• What you need to do: Each line containing the word "Béla" must be reported.

• Saved entries:
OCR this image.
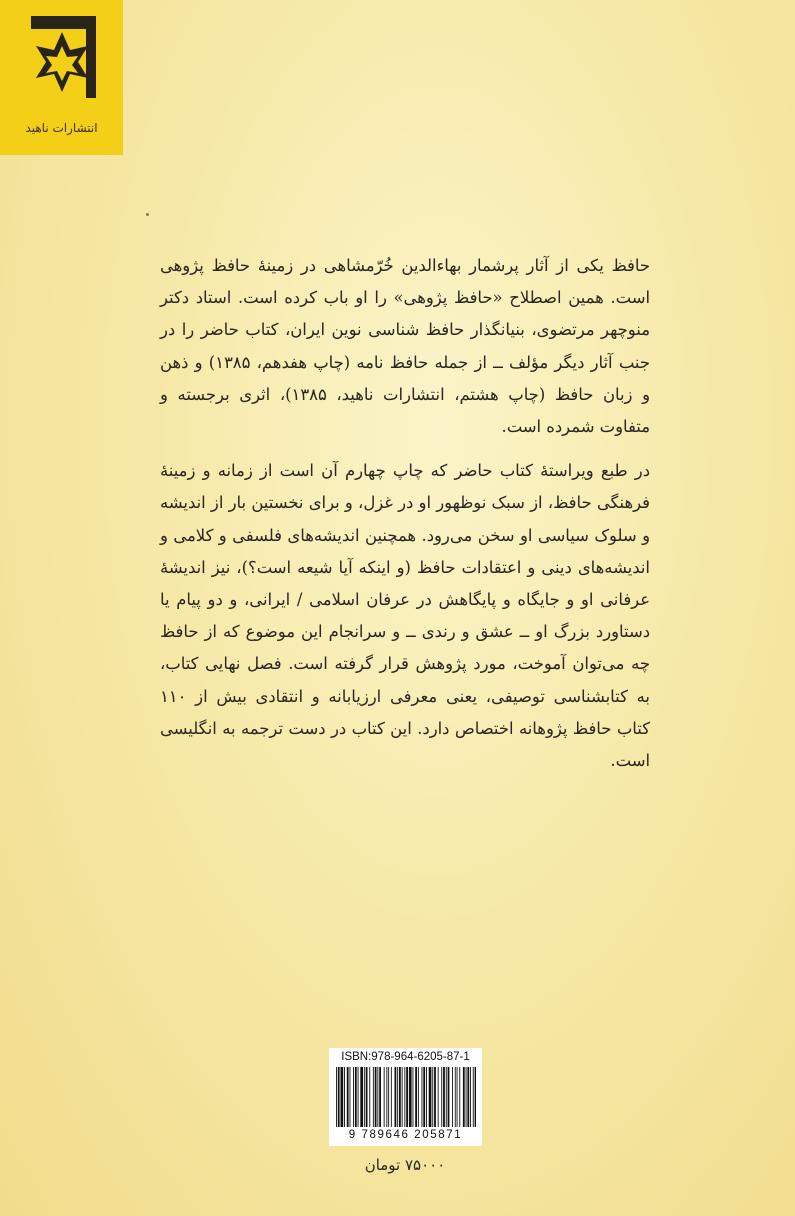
انتشارات ناهید

حافظ یکی از آثار پرشمار بهاءالدین خُرّمشاهی در زمینهٔ حافظ پژوهی است. همین اصطلاح «حافظ پژوهی» را او باب کرده است. استاد دکتر منوچهر مرتضوی، بنیانگذار حافظ شناسی نوین ایران، کتاب حاضر را در جنب آثار دیگر مؤلف ــ از جمله حافظ نامه (چاپ هفدهم، ۱۳۸۵) و ذهن و زبان حافظ (چاپ هشتم، انتشارات ناهید، ۱۳۸۵)، اثری برجسته و متفاوت شمرده است.

در طبع ویراستهٔ کتاب حاضر که چاپ چهارم آن است از زمانه و زمینهٔ فرهنگی حافظ، از سبک نوظهور او در غزل، و برای نخستین بار از اندیشه و سلوک سیاسی او سخن می‌رود. همچنین اندیشه‌های فلسفی و کلامی و اندیشه‌های دینی و اعتقادات حافظ (و اینکه آیا شیعه است؟)، نیز اندیشهٔ عرفانی او و جایگاه و پایگاهش در عرفان اسلامی / ایرانی، و دو پیام یا دستاورد بزرگ او ــ عشق و رندی ــ و سرانجام این موضوع که از حافظ چه می‌توان آموخت، مورد پژوهش قرار گرفته است. فصل نهایی کتاب، به کتابشناسی توصیفی، یعنی معرفی ارزیابانه و انتقادی بیش از ۱۱۰ کتاب حافظ پژوهانه اختصاص دارد. این کتاب در دست ترجمه به انگلیسی است.

ISBN:978-964-6205-87-1
9 789646 205871
۷۵۰۰۰ تومان
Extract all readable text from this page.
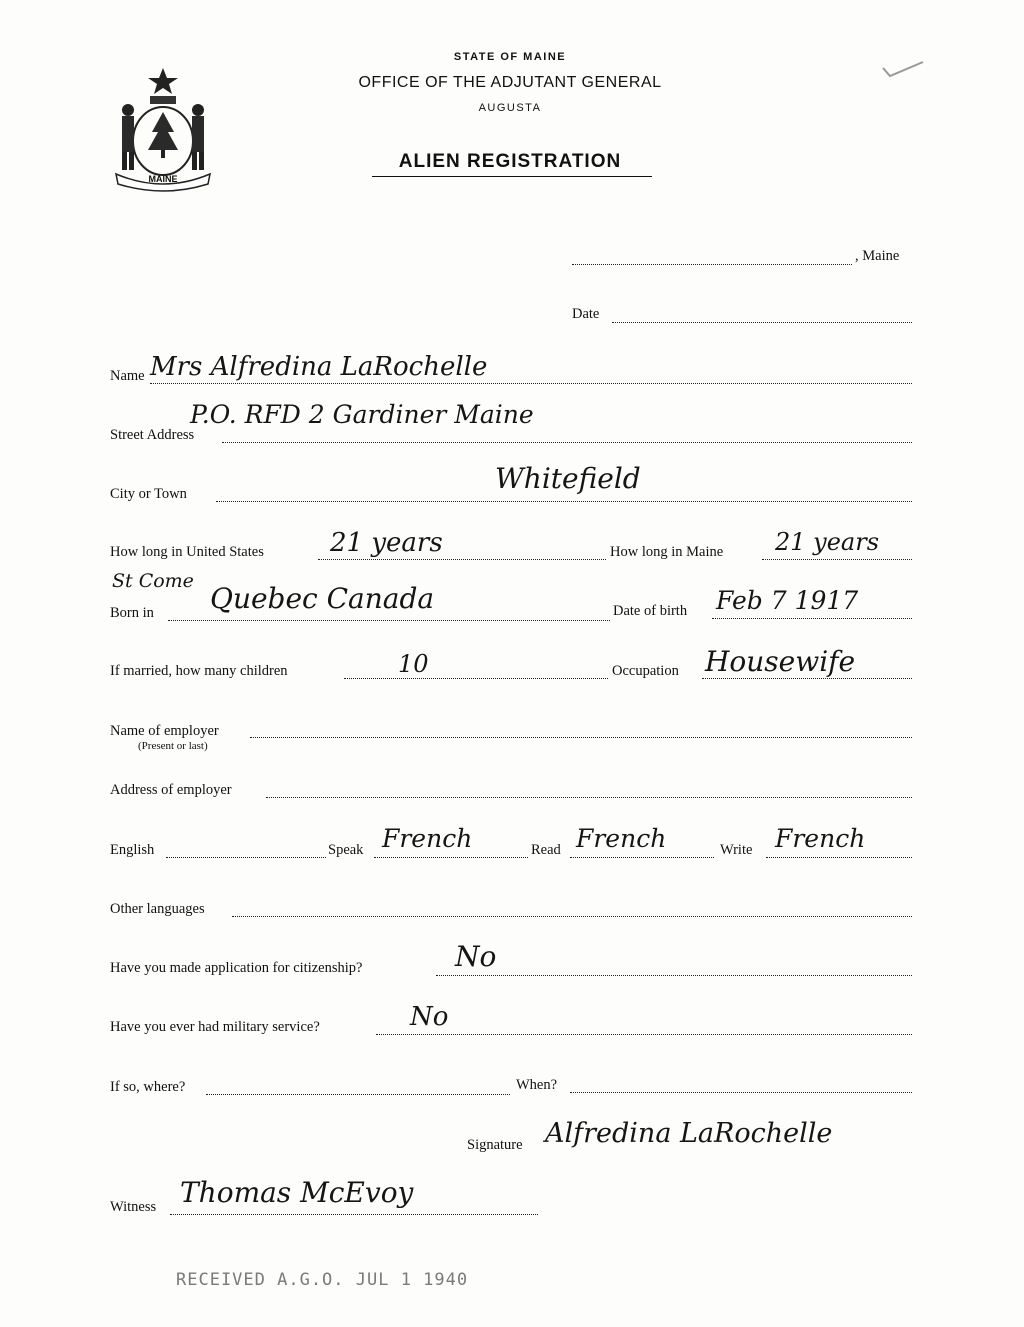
MAINE
STATE OF MAINE
OFFICE OF THE ADJUTANT GENERAL
AUGUSTA
ALIEN REGISTRATION
, Maine
Date
Name Mrs Alfredina LaRochelle
Street Address
P.O. RFD 2 Gardiner Maine
City or Town	Whitefield
How long in United States	21 years	How long in Maine 21 years
St Come
Born in Quebec Canada	Date of birth Feb 7 1917
If married, how many children	10	Occupation Housewife
Name of employer
(Present or last)
Address of employer
English	Speak French	Read French	Write French
Other languages
Have you made application for citizenship?	No
Have you ever had military service?	No
If so, where?	When?
Signature Alfredina LaRochelle
Witness Thomas McEvoy
RECEIVED A.G.O. JUL 1 1940
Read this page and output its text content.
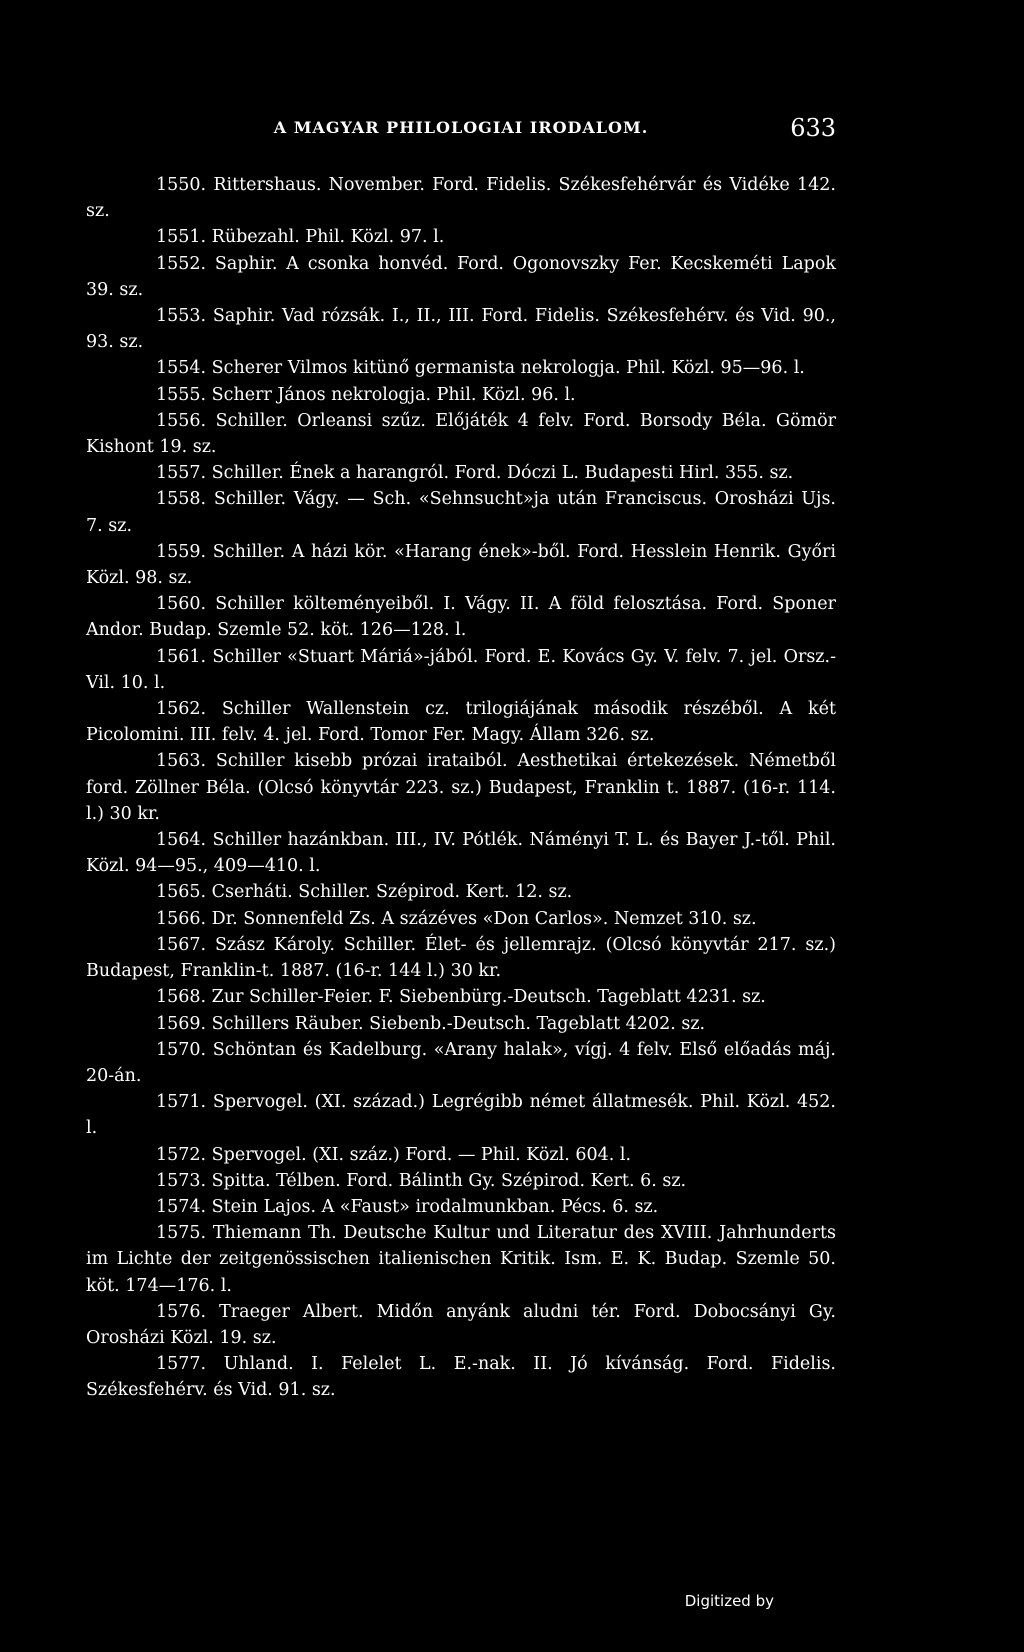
A MAGYAR PHILOLOGIAI IRODALOM.	633

1550. Rittershaus. November. Ford. Fidelis. Székesfehérvár és Vidéke 142. sz.

1551. Rübezahl. Phil. Közl. 97. l.

1552. Saphir. A csonka honvéd. Ford. Ogonovszky Fer. Kecskeméti Lapok 39. sz.

1553. Saphir. Vad rózsák. I., II., III. Ford. Fidelis. Székesfehérv. és Vid. 90., 93. sz.

1554. Scherer Vilmos kitünő germanista nekrologja. Phil. Közl. 95—96. l.

1555. Scherr János nekrologja. Phil. Közl. 96. l.

1556. Schiller. Orleansi szűz. Előjáték 4 felv. Ford. Borsody Béla. Gömör Kishont 19. sz.

1557. Schiller. Ének a harangról. Ford. Dóczi L. Budapesti Hirl. 355. sz.

1558. Schiller. Vágy. — Sch. «Sehnsucht»ja után Franciscus. Orosházi Ujs. 7. sz.

1559. Schiller. A házi kör. «Harang ének»-ből. Ford. Hesslein Henrik. Győri Közl. 98. sz.

1560. Schiller költeményeiből. I. Vágy. II. A föld felosztása. Ford. Sponer Andor. Budap. Szemle 52. köt. 126—128. l.

1561. Schiller «Stuart Máriá»-jából. Ford. E. Kovács Gy. V. felv. 7. jel. Orsz.-Vil. 10. l.

1562. Schiller Wallenstein cz. trilogiájának második részéből. A két Picolomini. III. felv. 4. jel. Ford. Tomor Fer. Magy. Állam 326. sz.

1563. Schiller kisebb prózai irataiból. Aesthetikai értekezések. Németből ford. Zöllner Béla. (Olcsó könyvtár 223. sz.) Budapest, Franklin t. 1887. (16-r. 114. l.) 30 kr.

1564. Schiller hazánkban. III., IV. Pótlék. Náményi T. L. és Bayer J.-től. Phil. Közl. 94—95., 409—410. l.

1565. Cserháti. Schiller. Szépirod. Kert. 12. sz.

1566. Dr. Sonnenfeld Zs. A százéves «Don Carlos». Nemzet 310. sz.

1567. Szász Károly. Schiller. Élet- és jellemrajz. (Olcsó könyvtár 217. sz.) Budapest, Franklin-t. 1887. (16-r. 144 l.) 30 kr.

1568. Zur Schiller-Feier. F. Siebenbürg.-Deutsch. Tageblatt 4231. sz.

1569. Schillers Räuber. Siebenb.-Deutsch. Tageblatt 4202. sz.

1570. Schöntan és Kadelburg. «Arany halak», vígj. 4 felv. Első előadás máj. 20-án.

1571. Spervogel. (XI. század.) Legrégibb német állatmesék. Phil. Közl. 452. l.

1572. Spervogel. (XI. száz.) Ford. — Phil. Közl. 604. l.

1573. Spitta. Télben. Ford. Bálinth Gy. Szépirod. Kert. 6. sz.

1574. Stein Lajos. A «Faust» irodalmunkban. Pécs. 6. sz.

1575. Thiemann Th. Deutsche Kultur und Literatur des XVIII. Jahrhunderts im Lichte der zeitgenössischen italienischen Kritik. Ism. E. K. Budap. Szemle 50. köt. 174—176. l.

1576. Traeger Albert. Midőn anyánk aludni tér. Ford. Dobocsányi Gy. Orosházi Közl. 19. sz.

1577. Uhland. I. Felelet L. E.-nak. II. Jó kívánság. Ford. Fidelis. Székesfehérv. és Vid. 91. sz.

Digitized by
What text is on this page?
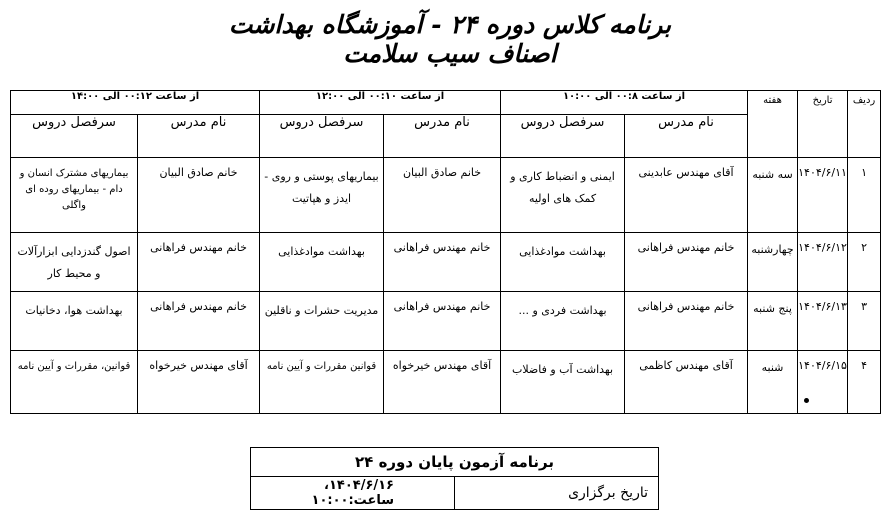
برنامه کلاس دوره ۲۴ - آموزشگاه بهداشت اصناف سیب سلامت
ردیف	تاریخ	هفته	از ساعت ۰۰:۸ الی ۱۰:۰۰		از ساعت ۰۰:۱۰ الی ۱۲:۰۰		از ساعت ۰۰:۱۲ الی ۱۴:۰۰	
			نام مدرس	سرفصل دروس	نام مدرس	سرفصل دروس	نام مدرس	سرفصل دروس
۱	۱۴۰۴/۶/۱۱	سه شنبه	آقای مهندس عابدینی	ایمنی و انضباط کاری و کمک های اولیه	خانم صادق البیان	بیماریهای پوستی و روی - ایدز و هپاتیت	خانم صادق البیان	بیماریهای مشترک انسان و دام - بیماریهای روده ای واگلی
۲	۱۴۰۴/۶/۱۲	چهارشنبه	خانم مهندس فراهانی	بهداشت موادغذایی	خانم مهندس فراهانی	بهداشت موادغذایی	خانم مهندس فراهانی	اصول گندزدایی ابزارآلات و محیط کار
۳	۱۴۰۴/۶/۱۳	پنج شنبه	خانم مهندس فراهانی	بهداشت فردی و ...	خانم مهندس فراهانی	مدیریت حشرات و ناقلین	خانم مهندس فراهانی	بهداشت هوا، دخانیات
۴	۱۴۰۴/۶/۱۵	شنبه	آقای مهندس کاظمی	بهداشت آب و فاضلاب	آقای مهندس خیرخواه	قوانین مقررات و آیین نامه	آقای مهندس خیرخواه	قوانین، مقررات و آیین نامه
برنامه آزمون پایان دوره ۲۴
تاریخ برگزاری	۱۴۰۴/۶/۱۶، ساعت:۱۰:۰۰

• Task output:
1556. Schiller. Orleansi szűz. Előjáték 4 felv. Ford. Borsody Béla. Gömör Kishont 19. sz.
1563. Schiller kisebb prózai irataiból. Aesthetikai értekezések. Németből ford. Zöllner Béla. (Olcsó könyvtár 223. sz.) Budapest, Franklin t. 1887. (16-r. 114. l.) 30 kr.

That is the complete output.